Start of AVAILABLE RECORDS

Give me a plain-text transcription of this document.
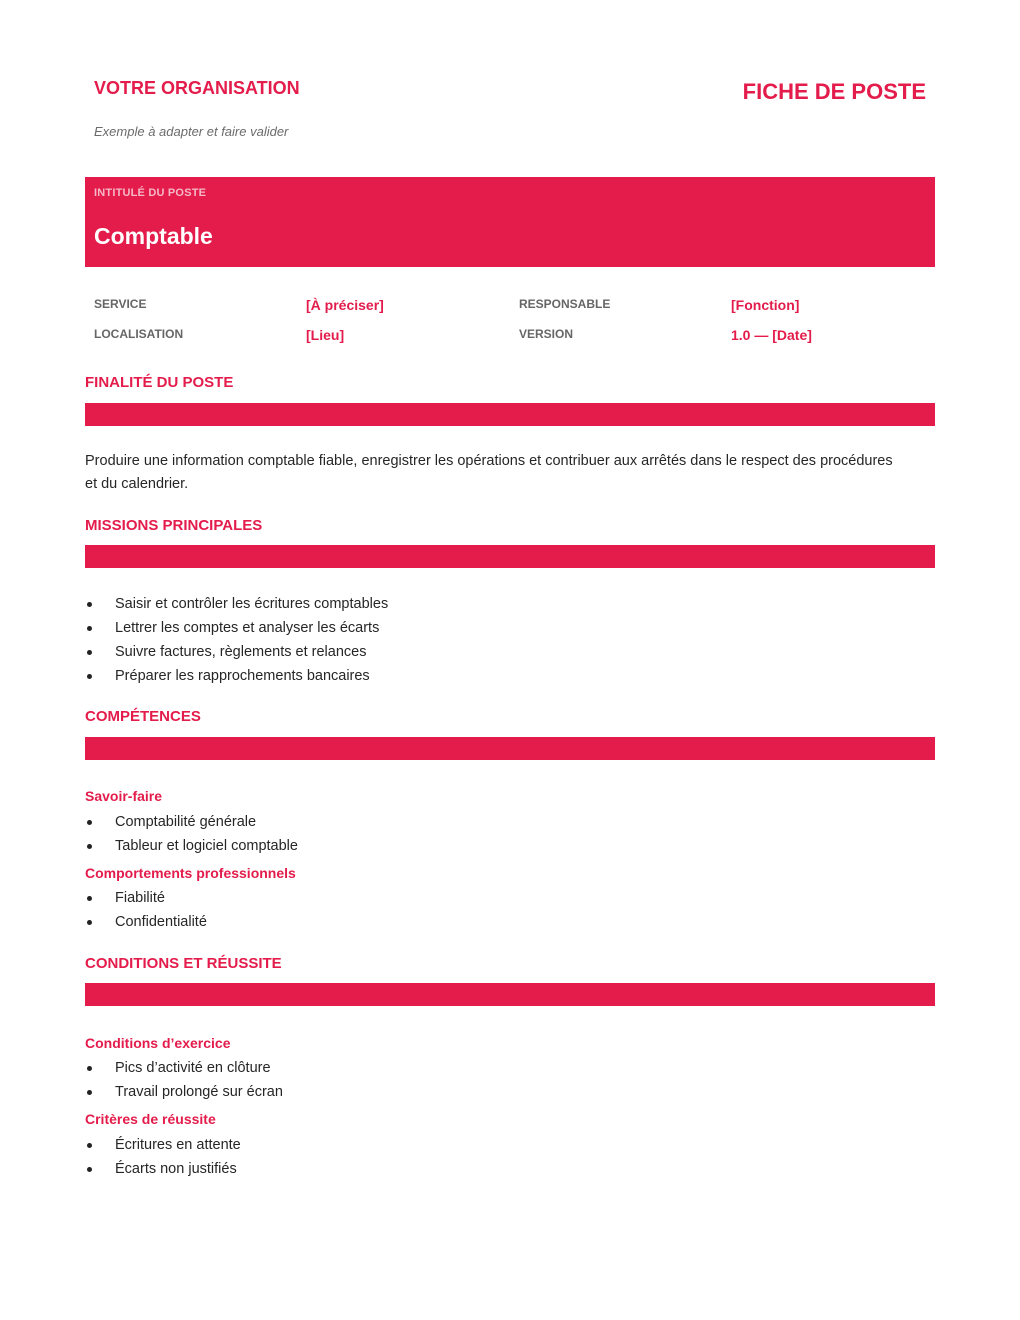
VOTRE ORGANISATION
Exemple à adapter et faire valider
FICHE DE POSTE
INTITULÉ DU POSTE
Comptable
SERVICE	[À préciser]	RESPONSABLE	[Fonction]
LOCALISATION	[Lieu]	VERSION	1.0 — [Date]
FINALITÉ DU POSTE
Produire une information comptable fiable, enregistrer les opérations et contribuer aux arrêtés dans le respect des procédures et du calendrier.
MISSIONS PRINCIPALES
Saisir et contrôler les écritures comptables
Lettrer les comptes et analyser les écarts
Suivre factures, règlements et relances
Préparer les rapprochements bancaires
COMPÉTENCES
Savoir-faire
Comptabilité générale
Tableur et logiciel comptable
Comportements professionnels
Fiabilité
Confidentialité
CONDITIONS ET RÉUSSITE
Conditions d’exercice
Pics d’activité en clôture
Travail prolongé sur écran
Critères de réussite
Écritures en attente
Écarts non justifiés
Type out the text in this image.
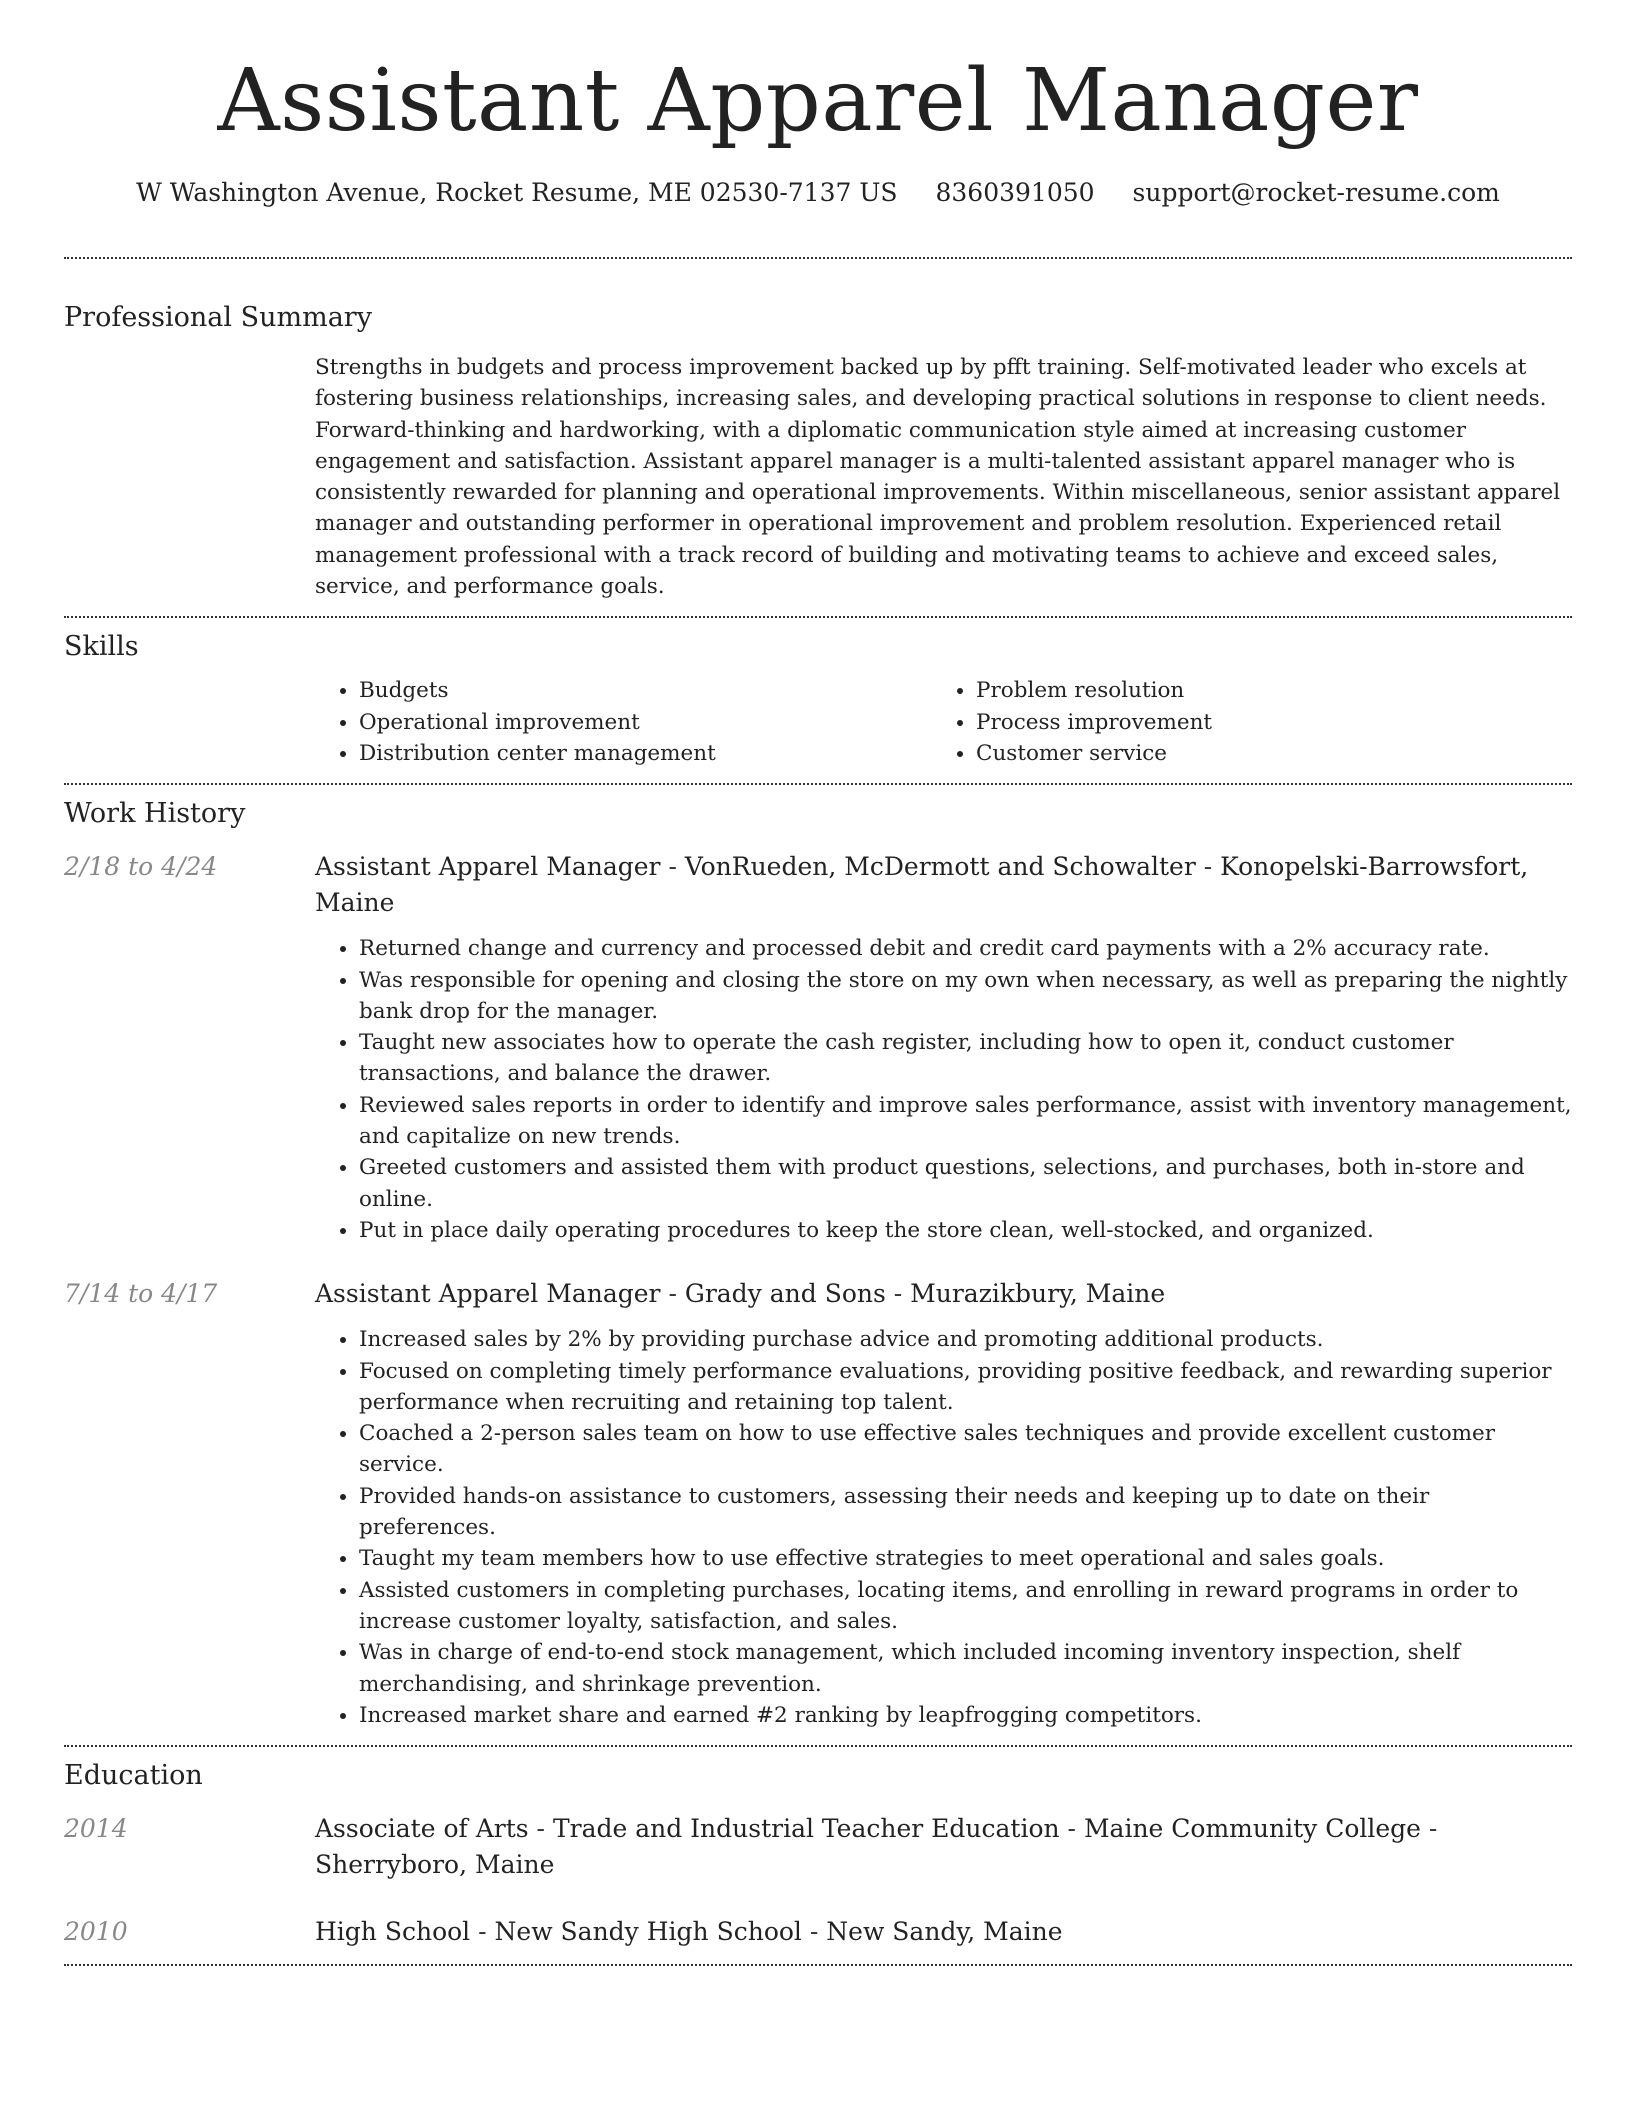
Assistant Apparel Manager
W Washington Avenue, Rocket Resume, ME 02530-7137 US 8360391050 support@rocket-resume.com
Professional Summary

Strengths in budgets and process improvement backed up by pfft training. Self-motivated leader who excels at fostering business relationships, increasing sales, and developing practical solutions in response to client needs. Forward-thinking and hardworking, with a diplomatic communication style aimed at increasing customer engagement and satisfaction. Assistant apparel manager is a multi-talented assistant apparel manager who is consistently rewarded for planning and operational improvements. Within miscellaneous, senior assistant apparel manager and outstanding performer in operational improvement and problem resolution. Experienced retail management professional with a track record of building and motivating teams to achieve and exceed sales, service, and performance goals.

Skills
• Budgets
• Operational improvement
• Distribution center management
• Problem resolution
• Process improvement
• Customer service
Work History
2/18 to 4/24	Assistant Apparel Manager - VonRueden, McDermott and Schowalter - Konopelski-Barrowsfort, Maine

• Returned change and currency and processed debit and credit card payments with a 2% accuracy rate.
• Was responsible for opening and closing the store on my own when necessary, as well as preparing the nightly bank drop for the manager.
• Taught new associates how to operate the cash register, including how to open it, conduct customer transactions, and balance the drawer.
• Reviewed sales reports in order to identify and improve sales performance, assist with inventory management, and capitalize on new trends.
• Greeted customers and assisted them with product questions, selections, and purchases, both in-store and online.
• Put in place daily operating procedures to keep the store clean, well-stocked, and organized.
7/14 to 4/17	Assistant Apparel Manager - Grady and Sons - Murazikbury, Maine

• Increased sales by 2% by providing purchase advice and promoting additional products.
• Focused on completing timely performance evaluations, providing positive feedback, and rewarding superior performance when recruiting and retaining top talent.
• Coached a 2-person sales team on how to use effective sales techniques and provide excellent customer service.
• Provided hands-on assistance to customers, assessing their needs and keeping up to date on their preferences.
• Taught my team members how to use effective strategies to meet operational and sales goals.
• Assisted customers in completing purchases, locating items, and enrolling in reward programs in order to increase customer loyalty, satisfaction, and sales.
• Was in charge of end-to-end stock management, which included incoming inventory inspection, shelf merchandising, and shrinkage prevention.
• Increased market share and earned #2 ranking by leapfrogging competitors.
Education
2014	Associate of Arts - Trade and Industrial Teacher Education - Maine Community College - Sherryboro, Maine

2010	High School - New Sandy High School - New Sandy, Maine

End of AVAILABLE RECORDS

**WHAT THIS TASK INVOLVES**
Write out the whole listing again, exactly, with no pictures.

**SOLUTION TO THIS EXERCISE**
Give me a plain-text transcription of this document.
VOTRE ORGANISATION
Exemple à adapter et faire valider
FICHE DE POSTE
INTITULÉ DU POSTE
Comptable
SERVICE	[À préciser]	RESPONSABLE	[Fonction]
LOCALISATION	[Lieu]	VERSION	1.0 — [Date]
FINALITÉ DU POSTE
Produire une information comptable fiable, enregistrer les opérations et contribuer aux arrêtés dans le respect des procédures et du calendrier.
MISSIONS PRINCIPALES
Saisir et contrôler les écritures comptables
Lettrer les comptes et analyser les écarts
Suivre factures, règlements et relances
Préparer les rapprochements bancaires
COMPÉTENCES
Savoir-faire
Comptabilité générale
Tableur et logiciel comptable
Comportements professionnels
Fiabilité
Confidentialité
CONDITIONS ET RÉUSSITE
Conditions d’exercice
Pics d’activité en clôture
Travail prolongé sur écran
Critères de réussite
Écritures en attente
Écarts non justifiés
Type out the text in this image.
Assistant Apparel Manager
W Washington Avenue, Rocket Resume, ME 02530-7137 US 8360391050 support@rocket-resume.com
Professional Summary

Strengths in budgets and process improvement backed up by pfft training. Self-motivated leader who excels at fostering business relationships, increasing sales, and developing practical solutions in response to client needs. Forward-thinking and hardworking, with a diplomatic communication style aimed at increasing customer engagement and satisfaction. Assistant apparel manager is a multi-talented assistant apparel manager who is consistently rewarded for planning and operational improvements. Within miscellaneous, senior assistant apparel manager and outstanding performer in operational improvement and problem resolution. Experienced retail management professional with a track record of building and motivating teams to achieve and exceed sales, service, and performance goals.

Skills
• Budgets
• Operational improvement
• Distribution center management
• Problem resolution
• Process improvement
• Customer service
Work History
2/18 to 4/24	Assistant Apparel Manager - VonRueden, McDermott and Schowalter - Konopelski-Barrowsfort, Maine

• Returned change and currency and processed debit and credit card payments with a 2% accuracy rate.
• Was responsible for opening and closing the store on my own when necessary, as well as preparing the nightly bank drop for the manager.
• Taught new associates how to operate the cash register, including how to open it, conduct customer transactions, and balance the drawer.
• Reviewed sales reports in order to identify and improve sales performance, assist with inventory management, and capitalize on new trends.
• Greeted customers and assisted them with product questions, selections, and purchases, both in-store and online.
• Put in place daily operating procedures to keep the store clean, well-stocked, and organized.
7/14 to 4/17	Assistant Apparel Manager - Grady and Sons - Murazikbury, Maine

• Increased sales by 2% by providing purchase advice and promoting additional products.
• Focused on completing timely performance evaluations, providing positive feedback, and rewarding superior performance when recruiting and retaining top talent.
• Coached a 2-person sales team on how to use effective sales techniques and provide excellent customer service.
• Provided hands-on assistance to customers, assessing their needs and keeping up to date on their preferences.
• Taught my team members how to use effective strategies to meet operational and sales goals.
• Assisted customers in completing purchases, locating items, and enrolling in reward programs in order to increase customer loyalty, satisfaction, and sales.
• Was in charge of end-to-end stock management, which included incoming inventory inspection, shelf merchandising, and shrinkage prevention.
• Increased market share and earned #2 ranking by leapfrogging competitors.
Education
2014	Associate of Arts - Trade and Industrial Teacher Education - Maine Community College - Sherryboro, Maine

2010	High School - New Sandy High School - New Sandy, Maine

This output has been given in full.